§ **Exercise details**:
Filter the records below for the word "this". Copy each line that holds it.
*****
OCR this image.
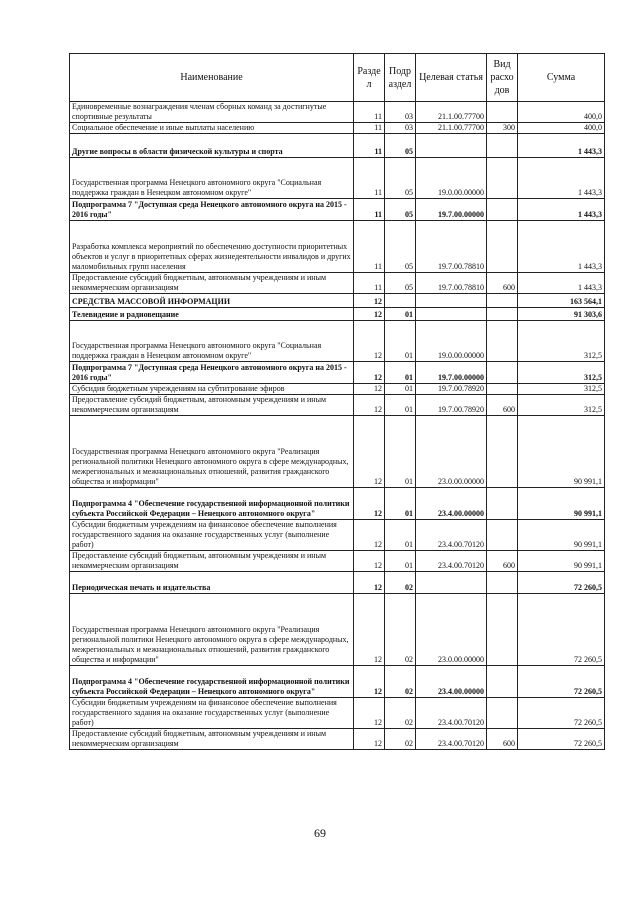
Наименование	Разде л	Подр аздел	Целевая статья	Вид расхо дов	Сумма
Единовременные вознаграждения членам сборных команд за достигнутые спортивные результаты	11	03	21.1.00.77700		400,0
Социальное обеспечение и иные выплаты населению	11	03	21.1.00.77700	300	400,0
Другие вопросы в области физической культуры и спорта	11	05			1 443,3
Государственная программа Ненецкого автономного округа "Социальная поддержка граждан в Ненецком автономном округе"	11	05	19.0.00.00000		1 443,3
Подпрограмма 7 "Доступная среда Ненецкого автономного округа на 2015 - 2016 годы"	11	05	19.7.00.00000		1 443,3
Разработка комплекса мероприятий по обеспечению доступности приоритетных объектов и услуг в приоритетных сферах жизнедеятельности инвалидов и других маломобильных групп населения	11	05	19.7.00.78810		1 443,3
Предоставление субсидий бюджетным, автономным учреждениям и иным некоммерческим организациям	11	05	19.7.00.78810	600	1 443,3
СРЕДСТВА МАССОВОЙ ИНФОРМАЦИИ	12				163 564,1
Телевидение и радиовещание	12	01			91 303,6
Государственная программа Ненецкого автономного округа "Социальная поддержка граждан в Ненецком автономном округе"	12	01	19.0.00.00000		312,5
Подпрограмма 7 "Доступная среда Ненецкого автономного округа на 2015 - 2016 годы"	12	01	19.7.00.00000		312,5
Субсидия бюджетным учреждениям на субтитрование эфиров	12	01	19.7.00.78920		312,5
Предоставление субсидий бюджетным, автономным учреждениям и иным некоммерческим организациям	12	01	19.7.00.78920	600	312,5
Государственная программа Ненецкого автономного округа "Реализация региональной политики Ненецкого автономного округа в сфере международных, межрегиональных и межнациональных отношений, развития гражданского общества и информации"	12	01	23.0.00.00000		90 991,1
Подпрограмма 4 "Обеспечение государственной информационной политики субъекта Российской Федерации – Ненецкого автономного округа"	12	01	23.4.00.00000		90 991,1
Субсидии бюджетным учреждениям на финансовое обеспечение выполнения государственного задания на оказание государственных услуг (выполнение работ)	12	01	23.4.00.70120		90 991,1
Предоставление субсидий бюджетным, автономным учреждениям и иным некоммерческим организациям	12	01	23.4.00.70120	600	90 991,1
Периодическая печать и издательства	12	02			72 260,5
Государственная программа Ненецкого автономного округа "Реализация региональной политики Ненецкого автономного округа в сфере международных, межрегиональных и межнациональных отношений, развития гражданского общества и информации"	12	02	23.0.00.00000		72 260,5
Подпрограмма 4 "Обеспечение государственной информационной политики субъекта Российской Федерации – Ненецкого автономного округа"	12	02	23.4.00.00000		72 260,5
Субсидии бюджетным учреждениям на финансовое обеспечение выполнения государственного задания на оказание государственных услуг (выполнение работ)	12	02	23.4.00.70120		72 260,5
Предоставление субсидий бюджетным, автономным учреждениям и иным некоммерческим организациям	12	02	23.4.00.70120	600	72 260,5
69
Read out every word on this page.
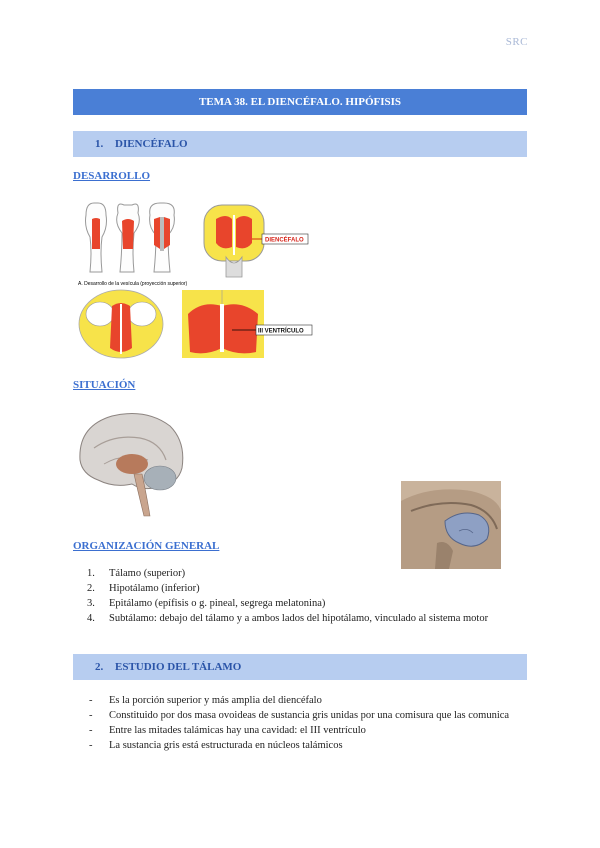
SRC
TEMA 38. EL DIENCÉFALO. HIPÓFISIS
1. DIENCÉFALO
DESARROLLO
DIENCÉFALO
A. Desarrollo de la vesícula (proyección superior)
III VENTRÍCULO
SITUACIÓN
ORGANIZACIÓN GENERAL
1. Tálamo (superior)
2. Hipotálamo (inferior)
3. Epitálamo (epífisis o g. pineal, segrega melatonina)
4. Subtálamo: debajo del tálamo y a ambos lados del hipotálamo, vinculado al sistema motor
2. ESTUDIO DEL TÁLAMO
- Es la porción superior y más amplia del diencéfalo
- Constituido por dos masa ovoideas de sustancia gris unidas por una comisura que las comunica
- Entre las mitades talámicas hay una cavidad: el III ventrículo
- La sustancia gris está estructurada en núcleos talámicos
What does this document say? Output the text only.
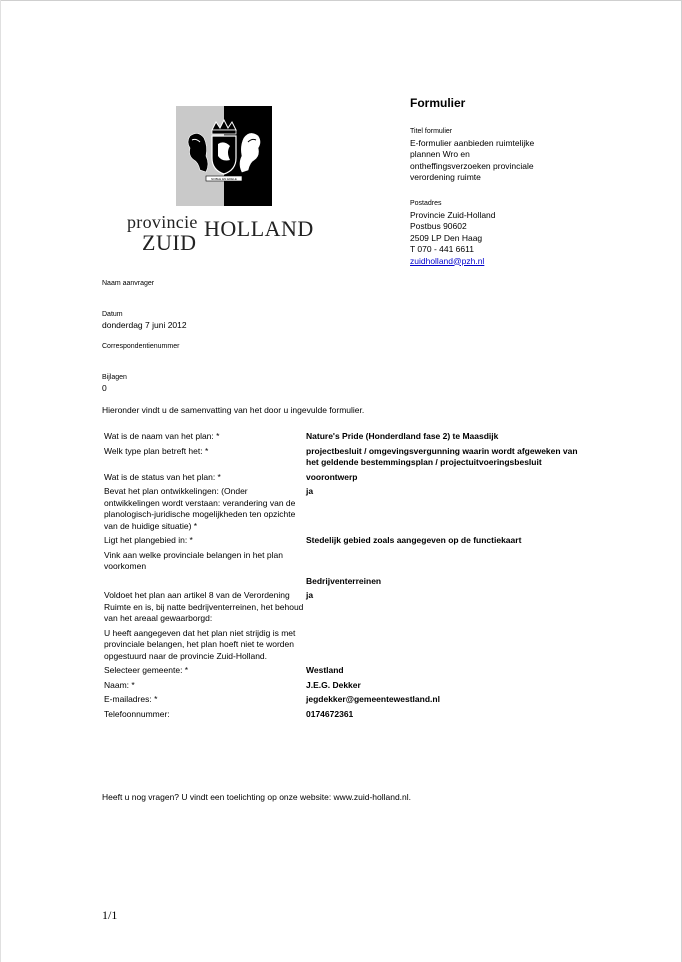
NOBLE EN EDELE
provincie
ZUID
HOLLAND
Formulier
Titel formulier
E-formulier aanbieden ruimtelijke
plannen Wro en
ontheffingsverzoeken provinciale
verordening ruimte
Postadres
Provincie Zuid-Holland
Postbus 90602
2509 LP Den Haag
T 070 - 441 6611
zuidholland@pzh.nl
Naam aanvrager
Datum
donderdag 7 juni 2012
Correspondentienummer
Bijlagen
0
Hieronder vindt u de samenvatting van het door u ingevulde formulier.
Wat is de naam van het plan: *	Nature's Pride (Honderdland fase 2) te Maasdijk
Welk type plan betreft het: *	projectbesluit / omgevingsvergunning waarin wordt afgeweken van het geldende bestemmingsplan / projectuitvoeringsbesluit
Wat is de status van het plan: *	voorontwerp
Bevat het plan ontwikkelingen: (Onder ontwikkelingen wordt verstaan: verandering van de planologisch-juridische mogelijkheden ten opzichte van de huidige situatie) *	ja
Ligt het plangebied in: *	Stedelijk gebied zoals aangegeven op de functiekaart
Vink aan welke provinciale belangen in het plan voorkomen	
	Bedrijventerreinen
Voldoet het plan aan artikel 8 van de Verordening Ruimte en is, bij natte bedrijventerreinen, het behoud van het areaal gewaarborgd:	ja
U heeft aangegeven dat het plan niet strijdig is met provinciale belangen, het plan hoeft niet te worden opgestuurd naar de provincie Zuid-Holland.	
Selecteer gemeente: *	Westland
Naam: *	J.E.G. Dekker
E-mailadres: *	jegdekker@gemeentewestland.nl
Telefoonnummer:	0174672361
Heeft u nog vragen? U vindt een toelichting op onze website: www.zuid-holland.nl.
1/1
*****
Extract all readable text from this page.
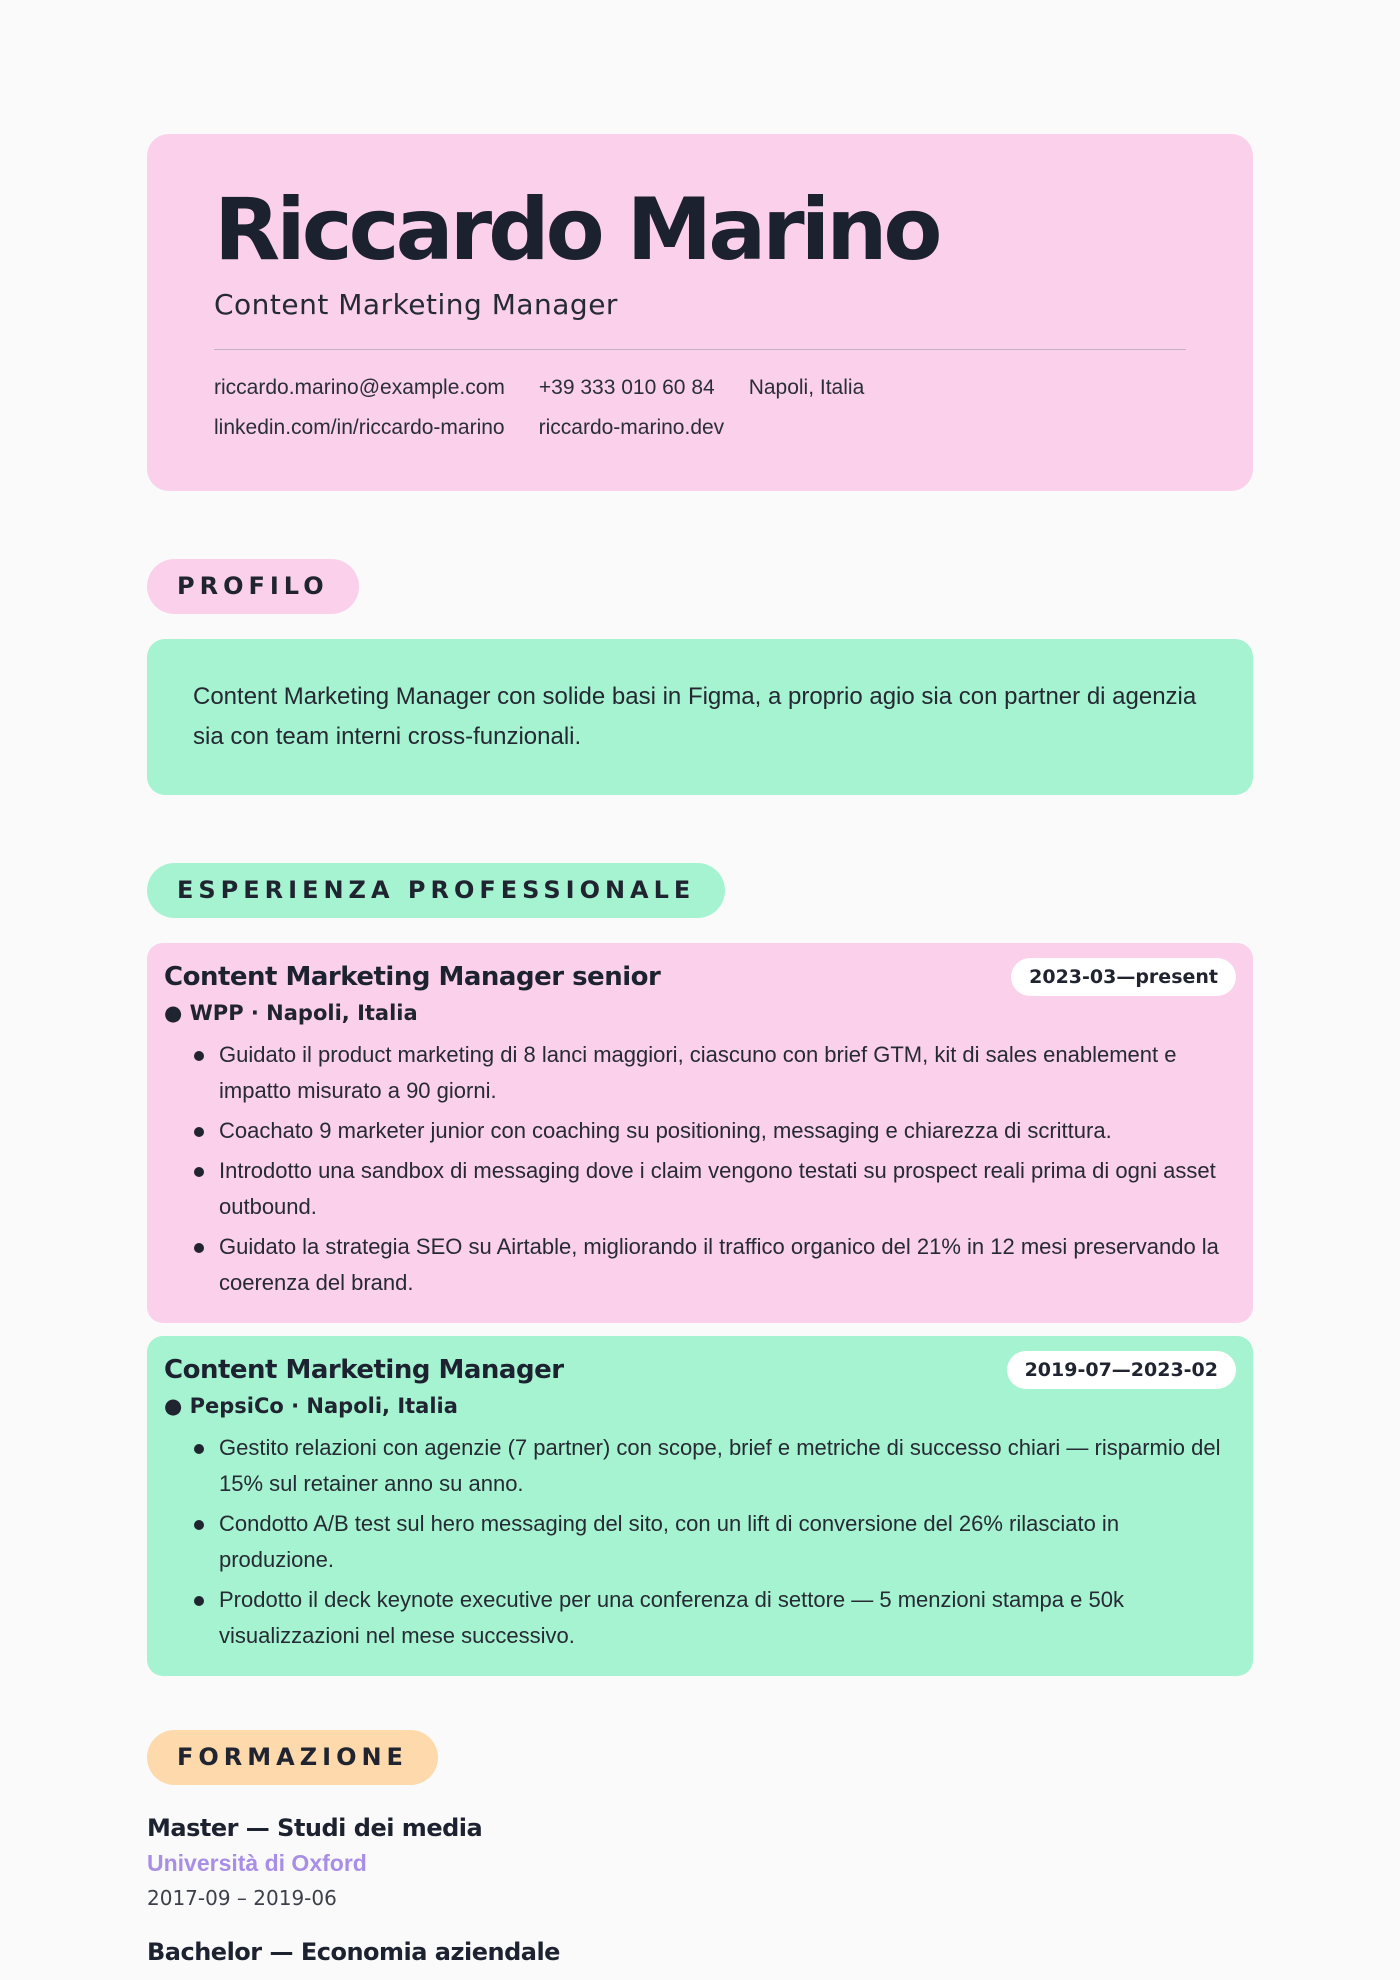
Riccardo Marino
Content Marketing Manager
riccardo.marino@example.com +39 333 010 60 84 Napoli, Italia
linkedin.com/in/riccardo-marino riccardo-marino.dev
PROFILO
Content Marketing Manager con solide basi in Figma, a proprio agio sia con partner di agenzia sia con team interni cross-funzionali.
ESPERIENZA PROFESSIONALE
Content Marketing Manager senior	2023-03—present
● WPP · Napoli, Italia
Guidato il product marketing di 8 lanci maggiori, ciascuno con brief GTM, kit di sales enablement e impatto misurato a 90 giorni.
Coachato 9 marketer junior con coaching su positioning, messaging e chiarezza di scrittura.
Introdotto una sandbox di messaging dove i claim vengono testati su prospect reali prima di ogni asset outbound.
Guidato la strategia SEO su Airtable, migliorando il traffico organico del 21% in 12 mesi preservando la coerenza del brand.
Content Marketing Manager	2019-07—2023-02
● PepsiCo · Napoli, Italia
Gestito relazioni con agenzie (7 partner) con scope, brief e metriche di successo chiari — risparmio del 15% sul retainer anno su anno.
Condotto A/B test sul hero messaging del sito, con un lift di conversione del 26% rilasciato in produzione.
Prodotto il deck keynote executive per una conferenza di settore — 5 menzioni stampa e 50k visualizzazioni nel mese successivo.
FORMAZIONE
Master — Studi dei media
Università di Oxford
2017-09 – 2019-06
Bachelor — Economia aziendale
*****
§ **Output of the task**:
OCR this image.
Read out every word on this page.
What does this document say? Output the text only.
Extract all readable text from this page.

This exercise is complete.